» **Problem**
The data below is to be returned in full and exactly.

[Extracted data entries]
╭──

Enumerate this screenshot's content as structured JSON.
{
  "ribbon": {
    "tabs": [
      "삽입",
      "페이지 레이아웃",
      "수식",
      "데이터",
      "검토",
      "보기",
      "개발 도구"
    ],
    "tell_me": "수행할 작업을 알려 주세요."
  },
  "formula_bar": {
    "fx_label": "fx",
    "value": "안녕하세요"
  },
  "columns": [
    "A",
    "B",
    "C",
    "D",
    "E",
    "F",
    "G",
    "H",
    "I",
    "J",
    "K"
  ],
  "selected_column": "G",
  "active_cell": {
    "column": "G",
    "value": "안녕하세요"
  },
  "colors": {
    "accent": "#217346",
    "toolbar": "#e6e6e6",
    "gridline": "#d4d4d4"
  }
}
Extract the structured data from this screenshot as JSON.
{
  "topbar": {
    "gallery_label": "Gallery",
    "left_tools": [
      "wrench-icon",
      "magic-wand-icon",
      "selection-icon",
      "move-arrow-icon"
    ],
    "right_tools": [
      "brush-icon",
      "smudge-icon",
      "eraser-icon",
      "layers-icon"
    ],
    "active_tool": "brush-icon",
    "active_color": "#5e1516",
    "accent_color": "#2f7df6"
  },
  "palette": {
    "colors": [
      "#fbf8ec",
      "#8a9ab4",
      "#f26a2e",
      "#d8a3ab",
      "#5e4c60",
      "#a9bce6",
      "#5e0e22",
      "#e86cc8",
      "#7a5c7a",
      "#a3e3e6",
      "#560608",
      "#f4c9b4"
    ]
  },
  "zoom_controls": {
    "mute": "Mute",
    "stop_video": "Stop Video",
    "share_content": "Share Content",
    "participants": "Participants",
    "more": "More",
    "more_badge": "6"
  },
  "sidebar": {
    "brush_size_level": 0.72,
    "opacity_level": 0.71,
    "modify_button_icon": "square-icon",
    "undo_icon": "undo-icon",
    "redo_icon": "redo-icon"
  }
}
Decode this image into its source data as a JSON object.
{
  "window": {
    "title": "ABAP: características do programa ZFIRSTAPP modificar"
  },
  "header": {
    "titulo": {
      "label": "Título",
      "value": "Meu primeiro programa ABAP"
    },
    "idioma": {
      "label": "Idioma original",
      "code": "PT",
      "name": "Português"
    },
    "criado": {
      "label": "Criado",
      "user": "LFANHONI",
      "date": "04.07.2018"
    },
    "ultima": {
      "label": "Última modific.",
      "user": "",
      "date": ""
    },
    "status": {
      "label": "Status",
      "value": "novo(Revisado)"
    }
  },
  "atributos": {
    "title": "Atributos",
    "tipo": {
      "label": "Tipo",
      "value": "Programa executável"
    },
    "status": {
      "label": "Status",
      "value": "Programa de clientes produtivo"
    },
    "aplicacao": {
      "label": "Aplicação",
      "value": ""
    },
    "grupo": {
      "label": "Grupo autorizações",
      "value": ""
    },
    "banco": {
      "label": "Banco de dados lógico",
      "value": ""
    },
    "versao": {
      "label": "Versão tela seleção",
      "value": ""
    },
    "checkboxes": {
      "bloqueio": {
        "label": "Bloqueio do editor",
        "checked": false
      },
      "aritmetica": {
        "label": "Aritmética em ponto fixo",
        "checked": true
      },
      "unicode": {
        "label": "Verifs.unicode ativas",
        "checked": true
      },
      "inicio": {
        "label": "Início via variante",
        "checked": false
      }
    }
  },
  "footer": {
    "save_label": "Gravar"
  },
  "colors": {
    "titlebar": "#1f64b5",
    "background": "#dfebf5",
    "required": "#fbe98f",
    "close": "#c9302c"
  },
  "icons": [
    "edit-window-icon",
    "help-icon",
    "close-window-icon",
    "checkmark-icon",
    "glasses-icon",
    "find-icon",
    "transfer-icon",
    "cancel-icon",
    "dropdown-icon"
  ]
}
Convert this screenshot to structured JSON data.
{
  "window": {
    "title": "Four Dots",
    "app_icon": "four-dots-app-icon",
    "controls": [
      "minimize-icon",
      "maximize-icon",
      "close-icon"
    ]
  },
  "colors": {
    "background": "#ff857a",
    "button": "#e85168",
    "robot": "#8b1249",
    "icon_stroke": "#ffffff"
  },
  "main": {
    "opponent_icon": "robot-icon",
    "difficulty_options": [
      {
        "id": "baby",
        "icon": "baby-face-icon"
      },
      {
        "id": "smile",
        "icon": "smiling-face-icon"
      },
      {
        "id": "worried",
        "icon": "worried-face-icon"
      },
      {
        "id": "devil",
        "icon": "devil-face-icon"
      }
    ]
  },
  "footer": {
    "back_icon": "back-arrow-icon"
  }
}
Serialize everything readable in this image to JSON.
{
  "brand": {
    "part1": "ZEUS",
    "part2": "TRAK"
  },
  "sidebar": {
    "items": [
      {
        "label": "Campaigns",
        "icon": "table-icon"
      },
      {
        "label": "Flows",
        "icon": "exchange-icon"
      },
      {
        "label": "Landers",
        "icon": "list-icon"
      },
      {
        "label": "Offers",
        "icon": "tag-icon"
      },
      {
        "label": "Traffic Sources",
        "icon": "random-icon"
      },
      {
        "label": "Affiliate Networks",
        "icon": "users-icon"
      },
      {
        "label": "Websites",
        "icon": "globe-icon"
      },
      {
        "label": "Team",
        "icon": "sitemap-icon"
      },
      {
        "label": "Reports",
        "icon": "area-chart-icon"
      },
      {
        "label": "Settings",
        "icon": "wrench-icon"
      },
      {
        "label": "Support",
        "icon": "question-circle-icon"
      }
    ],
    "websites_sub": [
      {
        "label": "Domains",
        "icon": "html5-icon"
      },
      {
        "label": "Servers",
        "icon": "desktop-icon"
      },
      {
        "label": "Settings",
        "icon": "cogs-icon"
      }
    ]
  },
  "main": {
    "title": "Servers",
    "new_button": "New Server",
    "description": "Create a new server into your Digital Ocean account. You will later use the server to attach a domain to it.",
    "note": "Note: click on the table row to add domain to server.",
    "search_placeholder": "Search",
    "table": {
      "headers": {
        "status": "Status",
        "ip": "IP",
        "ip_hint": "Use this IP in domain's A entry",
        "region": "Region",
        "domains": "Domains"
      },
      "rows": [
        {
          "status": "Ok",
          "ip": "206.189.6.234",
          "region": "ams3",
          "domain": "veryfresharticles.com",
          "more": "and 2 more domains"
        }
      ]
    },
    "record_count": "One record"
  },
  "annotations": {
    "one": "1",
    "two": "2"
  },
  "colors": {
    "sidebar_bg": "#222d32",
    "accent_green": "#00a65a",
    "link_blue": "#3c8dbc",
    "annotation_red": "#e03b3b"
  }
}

╰──

» **Written answer**
Enumerate this screenshot's content as structured JSON.
{
  "ribbon": {
    "tabs": [
      "삽입",
      "페이지 레이아웃",
      "수식",
      "데이터",
      "검토",
      "보기",
      "개발 도구"
    ],
    "tell_me": "수행할 작업을 알려 주세요."
  },
  "formula_bar": {
    "fx_label": "fx",
    "value": "안녕하세요"
  },
  "columns": [
    "A",
    "B",
    "C",
    "D",
    "E",
    "F",
    "G",
    "H",
    "I",
    "J",
    "K"
  ],
  "selected_column": "G",
  "active_cell": {
    "column": "G",
    "value": "안녕하세요"
  },
  "colors": {
    "accent": "#217346",
    "toolbar": "#e6e6e6",
    "gridline": "#d4d4d4"
  }
}
Extract the structured data from this screenshot as JSON.
{
  "topbar": {
    "gallery_label": "Gallery",
    "left_tools": [
      "wrench-icon",
      "magic-wand-icon",
      "selection-icon",
      "move-arrow-icon"
    ],
    "right_tools": [
      "brush-icon",
      "smudge-icon",
      "eraser-icon",
      "layers-icon"
    ],
    "active_tool": "brush-icon",
    "active_color": "#5e1516",
    "accent_color": "#2f7df6"
  },
  "palette": {
    "colors": [
      "#fbf8ec",
      "#8a9ab4",
      "#f26a2e",
      "#d8a3ab",
      "#5e4c60",
      "#a9bce6",
      "#5e0e22",
      "#e86cc8",
      "#7a5c7a",
      "#a3e3e6",
      "#560608",
      "#f4c9b4"
    ]
  },
  "zoom_controls": {
    "mute": "Mute",
    "stop_video": "Stop Video",
    "share_content": "Share Content",
    "participants": "Participants",
    "more": "More",
    "more_badge": "6"
  },
  "sidebar": {
    "brush_size_level": 0.72,
    "opacity_level": 0.71,
    "modify_button_icon": "square-icon",
    "undo_icon": "undo-icon",
    "redo_icon": "redo-icon"
  }
}
Decode this image into its source data as a JSON object.
{
  "window": {
    "title": "ABAP: características do programa ZFIRSTAPP modificar"
  },
  "header": {
    "titulo": {
      "label": "Título",
      "value": "Meu primeiro programa ABAP"
    },
    "idioma": {
      "label": "Idioma original",
      "code": "PT",
      "name": "Português"
    },
    "criado": {
      "label": "Criado",
      "user": "LFANHONI",
      "date": "04.07.2018"
    },
    "ultima": {
      "label": "Última modific.",
      "user": "",
      "date": ""
    },
    "status": {
      "label": "Status",
      "value": "novo(Revisado)"
    }
  },
  "atributos": {
    "title": "Atributos",
    "tipo": {
      "label": "Tipo",
      "value": "Programa executável"
    },
    "status": {
      "label": "Status",
      "value": "Programa de clientes produtivo"
    },
    "aplicacao": {
      "label": "Aplicação",
      "value": ""
    },
    "grupo": {
      "label": "Grupo autorizações",
      "value": ""
    },
    "banco": {
      "label": "Banco de dados lógico",
      "value": ""
    },
    "versao": {
      "label": "Versão tela seleção",
      "value": ""
    },
    "checkboxes": {
      "bloqueio": {
        "label": "Bloqueio do editor",
        "checked": false
      },
      "aritmetica": {
        "label": "Aritmética em ponto fixo",
        "checked": true
      },
      "unicode": {
        "label": "Verifs.unicode ativas",
        "checked": true
      },
      "inicio": {
        "label": "Início via variante",
        "checked": false
      }
    }
  },
  "footer": {
    "save_label": "Gravar"
  },
  "colors": {
    "titlebar": "#1f64b5",
    "background": "#dfebf5",
    "required": "#fbe98f",
    "close": "#c9302c"
  },
  "icons": [
    "edit-window-icon",
    "help-icon",
    "close-window-icon",
    "checkmark-icon",
    "glasses-icon",
    "find-icon",
    "transfer-icon",
    "cancel-icon",
    "dropdown-icon"
  ]
}
Convert this screenshot to structured JSON data.
{
  "window": {
    "title": "Four Dots",
    "app_icon": "four-dots-app-icon",
    "controls": [
      "minimize-icon",
      "maximize-icon",
      "close-icon"
    ]
  },
  "colors": {
    "background": "#ff857a",
    "button": "#e85168",
    "robot": "#8b1249",
    "icon_stroke": "#ffffff"
  },
  "main": {
    "opponent_icon": "robot-icon",
    "difficulty_options": [
      {
        "id": "baby",
        "icon": "baby-face-icon"
      },
      {
        "id": "smile",
        "icon": "smiling-face-icon"
      },
      {
        "id": "worried",
        "icon": "worried-face-icon"
      },
      {
        "id": "devil",
        "icon": "devil-face-icon"
      }
    ]
  },
  "footer": {
    "back_icon": "back-arrow-icon"
  }
}
Serialize everything readable in this image to JSON.
{
  "brand": {
    "part1": "ZEUS",
    "part2": "TRAK"
  },
  "sidebar": {
    "items": [
      {
        "label": "Campaigns",
        "icon": "table-icon"
      },
      {
        "label": "Flows",
        "icon": "exchange-icon"
      },
      {
        "label": "Landers",
        "icon": "list-icon"
      },
      {
        "label": "Offers",
        "icon": "tag-icon"
      },
      {
        "label": "Traffic Sources",
        "icon": "random-icon"
      },
      {
        "label": "Affiliate Networks",
        "icon": "users-icon"
      },
      {
        "label": "Websites",
        "icon": "globe-icon"
      },
      {
        "label": "Team",
        "icon": "sitemap-icon"
      },
      {
        "label": "Reports",
        "icon": "area-chart-icon"
      },
      {
        "label": "Settings",
        "icon": "wrench-icon"
      },
      {
        "label": "Support",
        "icon": "question-circle-icon"
      }
    ],
    "websites_sub": [
      {
        "label": "Domains",
        "icon": "html5-icon"
      },
      {
        "label": "Servers",
        "icon": "desktop-icon"
      },
      {
        "label": "Settings",
        "icon": "cogs-icon"
      }
    ]
  },
  "main": {
    "title": "Servers",
    "new_button": "New Server",
    "description": "Create a new server into your Digital Ocean account. You will later use the server to attach a domain to it.",
    "note": "Note: click on the table row to add domain to server.",
    "search_placeholder": "Search",
    "table": {
      "headers": {
        "status": "Status",
        "ip": "IP",
        "ip_hint": "Use this IP in domain's A entry",
        "region": "Region",
        "domains": "Domains"
      },
      "rows": [
        {
          "status": "Ok",
          "ip": "206.189.6.234",
          "region": "ams3",
          "domain": "veryfresharticles.com",
          "more": "and 2 more domains"
        }
      ]
    },
    "record_count": "One record"
  },
  "annotations": {
    "one": "1",
    "two": "2"
  },
  "colors": {
    "sidebar_bg": "#222d32",
    "accent_green": "#00a65a",
    "link_blue": "#3c8dbc",
    "annotation_red": "#e03b3b"
  }
}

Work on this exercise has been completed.